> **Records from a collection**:

-------------------------

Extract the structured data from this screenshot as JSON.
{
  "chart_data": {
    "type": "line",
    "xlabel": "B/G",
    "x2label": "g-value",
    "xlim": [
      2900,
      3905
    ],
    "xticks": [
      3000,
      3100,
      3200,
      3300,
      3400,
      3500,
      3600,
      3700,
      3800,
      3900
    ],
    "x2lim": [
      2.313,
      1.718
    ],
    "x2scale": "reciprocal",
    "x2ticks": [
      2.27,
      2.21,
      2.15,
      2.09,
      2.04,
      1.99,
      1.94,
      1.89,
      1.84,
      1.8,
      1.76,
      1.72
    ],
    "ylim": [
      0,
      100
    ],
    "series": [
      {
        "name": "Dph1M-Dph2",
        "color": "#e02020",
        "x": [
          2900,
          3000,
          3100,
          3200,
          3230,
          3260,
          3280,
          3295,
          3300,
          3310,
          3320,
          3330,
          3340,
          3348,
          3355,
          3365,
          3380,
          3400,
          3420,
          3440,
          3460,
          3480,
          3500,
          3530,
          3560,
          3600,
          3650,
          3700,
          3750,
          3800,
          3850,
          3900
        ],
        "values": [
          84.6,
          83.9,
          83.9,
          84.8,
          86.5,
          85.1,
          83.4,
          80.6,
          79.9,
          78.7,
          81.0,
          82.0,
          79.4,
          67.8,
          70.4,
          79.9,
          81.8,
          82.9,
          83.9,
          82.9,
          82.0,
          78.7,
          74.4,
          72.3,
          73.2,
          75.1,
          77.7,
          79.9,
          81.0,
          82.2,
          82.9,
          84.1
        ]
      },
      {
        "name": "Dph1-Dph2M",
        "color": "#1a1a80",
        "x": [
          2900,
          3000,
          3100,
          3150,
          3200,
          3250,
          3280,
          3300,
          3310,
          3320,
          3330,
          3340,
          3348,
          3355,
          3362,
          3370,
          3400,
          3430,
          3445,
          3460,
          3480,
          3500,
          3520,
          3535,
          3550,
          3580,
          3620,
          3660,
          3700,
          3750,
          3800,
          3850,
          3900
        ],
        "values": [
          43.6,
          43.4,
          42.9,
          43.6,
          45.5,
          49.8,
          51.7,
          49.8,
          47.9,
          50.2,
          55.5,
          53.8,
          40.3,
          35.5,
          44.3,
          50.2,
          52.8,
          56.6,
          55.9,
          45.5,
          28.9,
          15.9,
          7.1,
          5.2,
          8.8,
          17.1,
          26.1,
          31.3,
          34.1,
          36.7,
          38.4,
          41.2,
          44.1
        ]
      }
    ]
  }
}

-------------------------

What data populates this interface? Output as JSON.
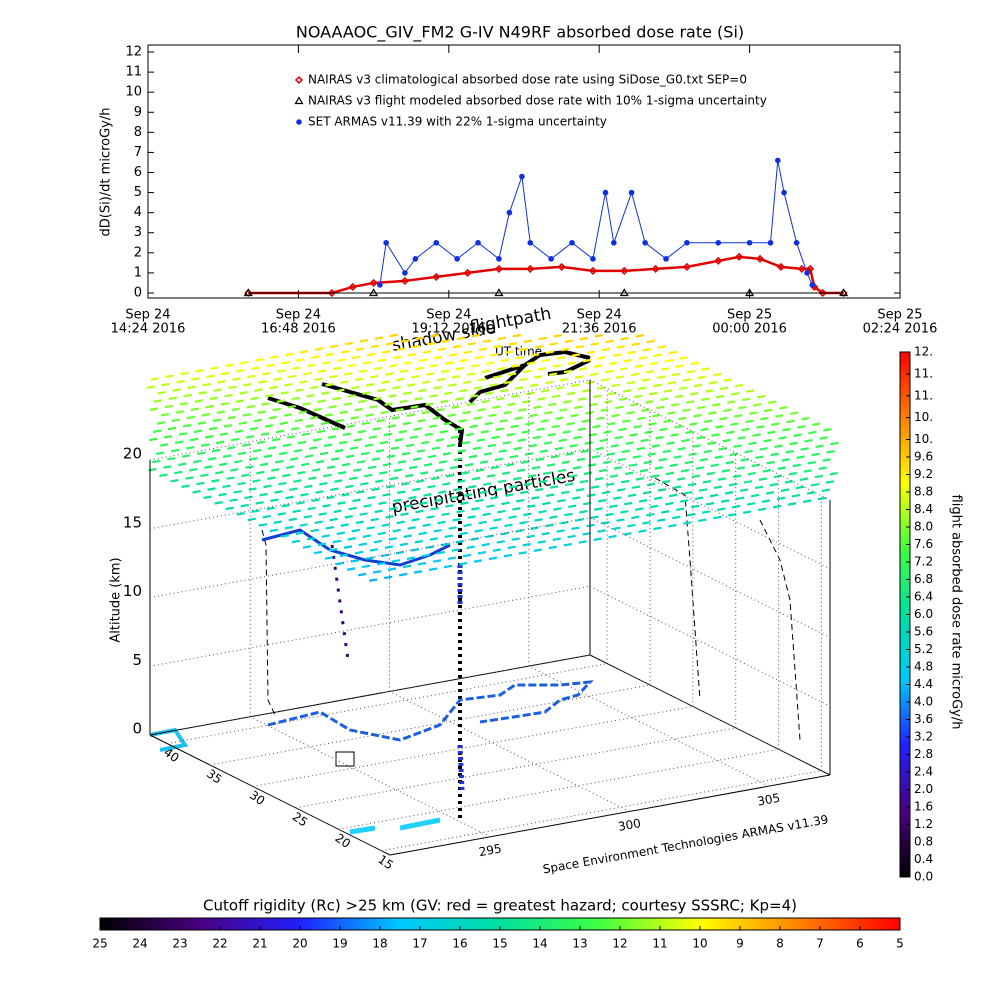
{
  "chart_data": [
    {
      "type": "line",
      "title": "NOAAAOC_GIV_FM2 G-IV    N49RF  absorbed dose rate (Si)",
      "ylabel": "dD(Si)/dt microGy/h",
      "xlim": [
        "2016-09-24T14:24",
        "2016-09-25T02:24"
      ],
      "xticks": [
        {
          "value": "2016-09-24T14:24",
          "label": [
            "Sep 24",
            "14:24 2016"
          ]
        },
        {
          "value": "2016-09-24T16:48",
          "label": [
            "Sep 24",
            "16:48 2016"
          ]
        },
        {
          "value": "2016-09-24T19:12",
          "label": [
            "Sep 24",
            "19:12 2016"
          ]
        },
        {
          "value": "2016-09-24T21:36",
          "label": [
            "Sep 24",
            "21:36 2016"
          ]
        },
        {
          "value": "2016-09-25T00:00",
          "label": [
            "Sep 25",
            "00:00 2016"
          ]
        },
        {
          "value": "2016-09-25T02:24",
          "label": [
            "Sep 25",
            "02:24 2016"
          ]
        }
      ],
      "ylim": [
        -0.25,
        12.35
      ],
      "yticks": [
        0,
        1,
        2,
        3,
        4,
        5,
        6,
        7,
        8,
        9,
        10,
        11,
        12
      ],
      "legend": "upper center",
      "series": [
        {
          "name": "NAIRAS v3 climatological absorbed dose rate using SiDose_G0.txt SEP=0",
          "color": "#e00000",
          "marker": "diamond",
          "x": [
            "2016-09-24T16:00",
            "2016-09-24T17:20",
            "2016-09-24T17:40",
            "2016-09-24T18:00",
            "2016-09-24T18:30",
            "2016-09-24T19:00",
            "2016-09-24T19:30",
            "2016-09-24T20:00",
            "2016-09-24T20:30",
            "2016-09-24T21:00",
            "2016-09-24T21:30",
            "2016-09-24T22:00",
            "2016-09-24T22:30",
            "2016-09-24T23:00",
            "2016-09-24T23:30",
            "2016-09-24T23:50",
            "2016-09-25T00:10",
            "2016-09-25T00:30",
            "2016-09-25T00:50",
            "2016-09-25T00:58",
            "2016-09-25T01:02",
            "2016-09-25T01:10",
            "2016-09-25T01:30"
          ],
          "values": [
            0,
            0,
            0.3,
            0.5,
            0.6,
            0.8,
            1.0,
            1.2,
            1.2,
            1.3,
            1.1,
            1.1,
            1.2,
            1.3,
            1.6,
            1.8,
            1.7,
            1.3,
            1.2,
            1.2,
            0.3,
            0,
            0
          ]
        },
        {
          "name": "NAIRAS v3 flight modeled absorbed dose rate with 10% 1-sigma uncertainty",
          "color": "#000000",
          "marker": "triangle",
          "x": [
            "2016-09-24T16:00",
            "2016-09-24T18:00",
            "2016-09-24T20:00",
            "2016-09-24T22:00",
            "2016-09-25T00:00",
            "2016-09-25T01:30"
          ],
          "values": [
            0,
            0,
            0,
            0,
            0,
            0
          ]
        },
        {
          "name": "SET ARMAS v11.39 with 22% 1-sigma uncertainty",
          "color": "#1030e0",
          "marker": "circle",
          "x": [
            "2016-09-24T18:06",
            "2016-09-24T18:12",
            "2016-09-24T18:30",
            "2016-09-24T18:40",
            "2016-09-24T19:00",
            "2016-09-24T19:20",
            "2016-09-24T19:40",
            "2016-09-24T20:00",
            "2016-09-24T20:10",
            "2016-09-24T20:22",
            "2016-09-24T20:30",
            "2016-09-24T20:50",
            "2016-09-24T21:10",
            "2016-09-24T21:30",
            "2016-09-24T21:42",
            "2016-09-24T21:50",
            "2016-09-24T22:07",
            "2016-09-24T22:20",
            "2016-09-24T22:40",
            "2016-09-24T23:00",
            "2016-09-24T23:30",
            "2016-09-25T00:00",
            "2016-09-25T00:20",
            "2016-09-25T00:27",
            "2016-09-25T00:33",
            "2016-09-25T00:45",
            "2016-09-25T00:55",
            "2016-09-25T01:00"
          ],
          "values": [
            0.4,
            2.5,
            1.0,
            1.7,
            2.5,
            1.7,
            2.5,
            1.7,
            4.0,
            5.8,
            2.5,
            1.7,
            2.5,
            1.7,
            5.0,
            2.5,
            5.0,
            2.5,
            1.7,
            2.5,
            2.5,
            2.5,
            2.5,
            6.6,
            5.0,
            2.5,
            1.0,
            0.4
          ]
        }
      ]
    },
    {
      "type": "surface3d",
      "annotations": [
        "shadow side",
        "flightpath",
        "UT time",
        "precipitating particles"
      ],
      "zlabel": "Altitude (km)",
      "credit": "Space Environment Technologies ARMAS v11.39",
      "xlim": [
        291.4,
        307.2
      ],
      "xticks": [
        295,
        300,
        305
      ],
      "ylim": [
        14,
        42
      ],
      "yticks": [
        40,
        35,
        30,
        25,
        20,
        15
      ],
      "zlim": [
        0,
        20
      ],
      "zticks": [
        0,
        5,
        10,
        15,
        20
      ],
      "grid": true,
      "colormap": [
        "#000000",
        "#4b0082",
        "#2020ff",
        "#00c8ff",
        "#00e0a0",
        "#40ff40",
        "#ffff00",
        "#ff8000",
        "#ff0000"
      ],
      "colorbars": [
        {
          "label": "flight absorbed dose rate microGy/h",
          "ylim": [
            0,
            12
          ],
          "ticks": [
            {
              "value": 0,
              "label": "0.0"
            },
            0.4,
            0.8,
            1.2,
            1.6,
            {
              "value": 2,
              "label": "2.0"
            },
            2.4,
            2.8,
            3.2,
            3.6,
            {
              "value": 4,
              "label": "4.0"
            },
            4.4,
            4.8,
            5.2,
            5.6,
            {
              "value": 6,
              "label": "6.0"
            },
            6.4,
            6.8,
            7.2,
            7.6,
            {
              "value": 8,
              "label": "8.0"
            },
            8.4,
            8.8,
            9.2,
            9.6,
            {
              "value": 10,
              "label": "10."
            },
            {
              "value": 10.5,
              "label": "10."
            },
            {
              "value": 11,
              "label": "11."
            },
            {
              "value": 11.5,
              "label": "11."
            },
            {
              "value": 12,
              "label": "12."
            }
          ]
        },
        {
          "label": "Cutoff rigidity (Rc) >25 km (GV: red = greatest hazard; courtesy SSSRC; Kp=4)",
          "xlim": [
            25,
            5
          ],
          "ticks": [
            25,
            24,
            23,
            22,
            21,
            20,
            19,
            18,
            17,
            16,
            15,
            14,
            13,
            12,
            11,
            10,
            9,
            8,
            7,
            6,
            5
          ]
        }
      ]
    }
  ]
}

-------------------------

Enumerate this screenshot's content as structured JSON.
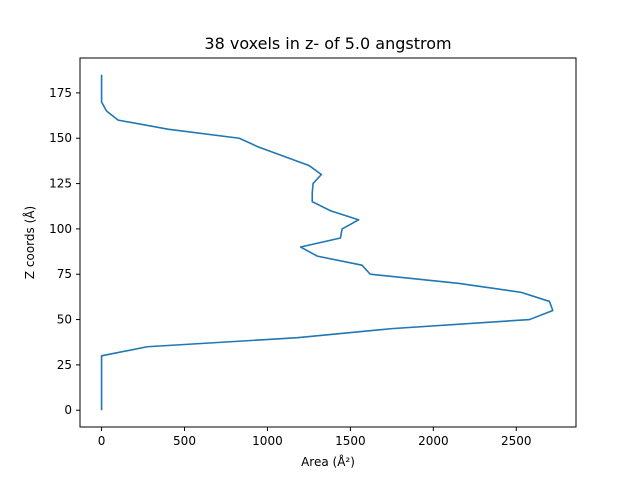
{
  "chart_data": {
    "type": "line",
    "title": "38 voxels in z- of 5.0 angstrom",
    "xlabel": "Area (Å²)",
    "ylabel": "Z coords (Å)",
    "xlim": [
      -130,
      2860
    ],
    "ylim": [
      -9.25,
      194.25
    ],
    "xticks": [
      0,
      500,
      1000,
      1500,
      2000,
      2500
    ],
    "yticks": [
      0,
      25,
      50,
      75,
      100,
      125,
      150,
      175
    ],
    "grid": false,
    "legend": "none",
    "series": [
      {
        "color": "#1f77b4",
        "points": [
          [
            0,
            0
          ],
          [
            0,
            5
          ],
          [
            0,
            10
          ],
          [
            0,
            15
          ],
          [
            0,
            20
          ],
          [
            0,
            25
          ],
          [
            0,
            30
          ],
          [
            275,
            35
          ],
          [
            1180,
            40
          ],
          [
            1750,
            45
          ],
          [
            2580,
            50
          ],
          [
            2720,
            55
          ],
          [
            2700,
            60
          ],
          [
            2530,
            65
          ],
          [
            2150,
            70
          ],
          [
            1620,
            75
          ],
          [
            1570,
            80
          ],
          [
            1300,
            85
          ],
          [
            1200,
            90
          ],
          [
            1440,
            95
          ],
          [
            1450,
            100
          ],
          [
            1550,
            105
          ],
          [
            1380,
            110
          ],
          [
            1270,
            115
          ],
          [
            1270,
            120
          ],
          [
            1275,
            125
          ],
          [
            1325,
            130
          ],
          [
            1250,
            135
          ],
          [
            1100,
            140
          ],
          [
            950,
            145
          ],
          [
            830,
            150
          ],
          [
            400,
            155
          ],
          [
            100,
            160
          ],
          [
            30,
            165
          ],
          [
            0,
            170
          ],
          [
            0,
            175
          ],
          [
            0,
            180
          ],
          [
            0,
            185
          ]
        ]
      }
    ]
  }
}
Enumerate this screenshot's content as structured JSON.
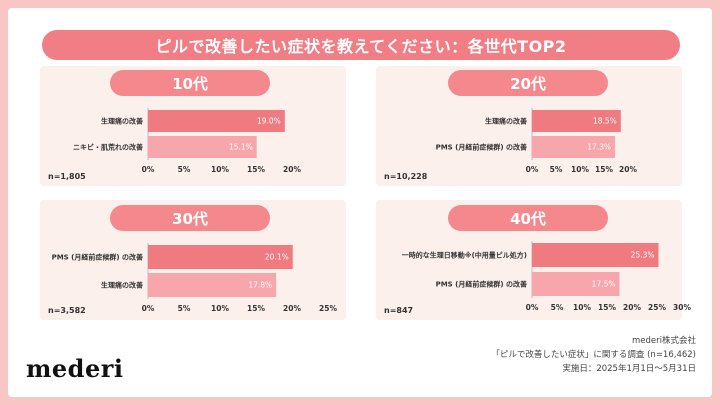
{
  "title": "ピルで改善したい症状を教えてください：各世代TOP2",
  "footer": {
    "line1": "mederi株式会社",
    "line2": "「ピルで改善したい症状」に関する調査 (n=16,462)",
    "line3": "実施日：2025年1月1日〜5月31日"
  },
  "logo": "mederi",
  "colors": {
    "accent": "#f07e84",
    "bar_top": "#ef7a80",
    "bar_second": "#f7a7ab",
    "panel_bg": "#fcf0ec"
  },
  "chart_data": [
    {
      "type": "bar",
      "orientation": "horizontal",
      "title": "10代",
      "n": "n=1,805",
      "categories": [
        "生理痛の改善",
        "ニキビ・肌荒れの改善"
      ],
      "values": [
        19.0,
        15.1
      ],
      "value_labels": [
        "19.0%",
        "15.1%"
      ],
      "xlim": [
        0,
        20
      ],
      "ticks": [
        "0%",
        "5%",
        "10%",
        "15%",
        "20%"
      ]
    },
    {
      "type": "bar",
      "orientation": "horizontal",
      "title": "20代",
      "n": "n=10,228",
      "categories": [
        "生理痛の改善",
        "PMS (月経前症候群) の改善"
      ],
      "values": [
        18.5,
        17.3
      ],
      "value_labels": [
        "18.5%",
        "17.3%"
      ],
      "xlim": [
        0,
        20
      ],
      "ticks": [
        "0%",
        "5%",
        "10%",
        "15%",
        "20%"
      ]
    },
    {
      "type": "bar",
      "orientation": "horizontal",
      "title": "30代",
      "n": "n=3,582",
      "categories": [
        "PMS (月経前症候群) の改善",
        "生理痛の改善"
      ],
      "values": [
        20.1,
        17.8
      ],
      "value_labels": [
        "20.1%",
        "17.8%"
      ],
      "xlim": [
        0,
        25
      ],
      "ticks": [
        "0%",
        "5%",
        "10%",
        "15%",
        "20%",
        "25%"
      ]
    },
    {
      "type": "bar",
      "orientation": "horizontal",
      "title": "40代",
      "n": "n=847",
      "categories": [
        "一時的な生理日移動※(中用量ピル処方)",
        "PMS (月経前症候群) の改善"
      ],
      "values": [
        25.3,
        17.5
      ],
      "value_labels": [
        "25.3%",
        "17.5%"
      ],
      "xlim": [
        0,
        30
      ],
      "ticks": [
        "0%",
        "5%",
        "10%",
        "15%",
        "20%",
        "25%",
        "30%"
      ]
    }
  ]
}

-------------------------

Scan the entries above. Copy each line that has the string "dose".

      "title": "NOAAAOC_GIV_FM2 G-IV    N49RF  absorbed dose rate (Si)",
          "name": "NAIRAS v3 climatological absorbed dose rate using SiDose_G0.txt SEP=0",
          "name": "NAIRAS v3 flight modeled absorbed dose rate with 10% 1-sigma uncertainty",
          "label": "flight absorbed dose rate microGy/h",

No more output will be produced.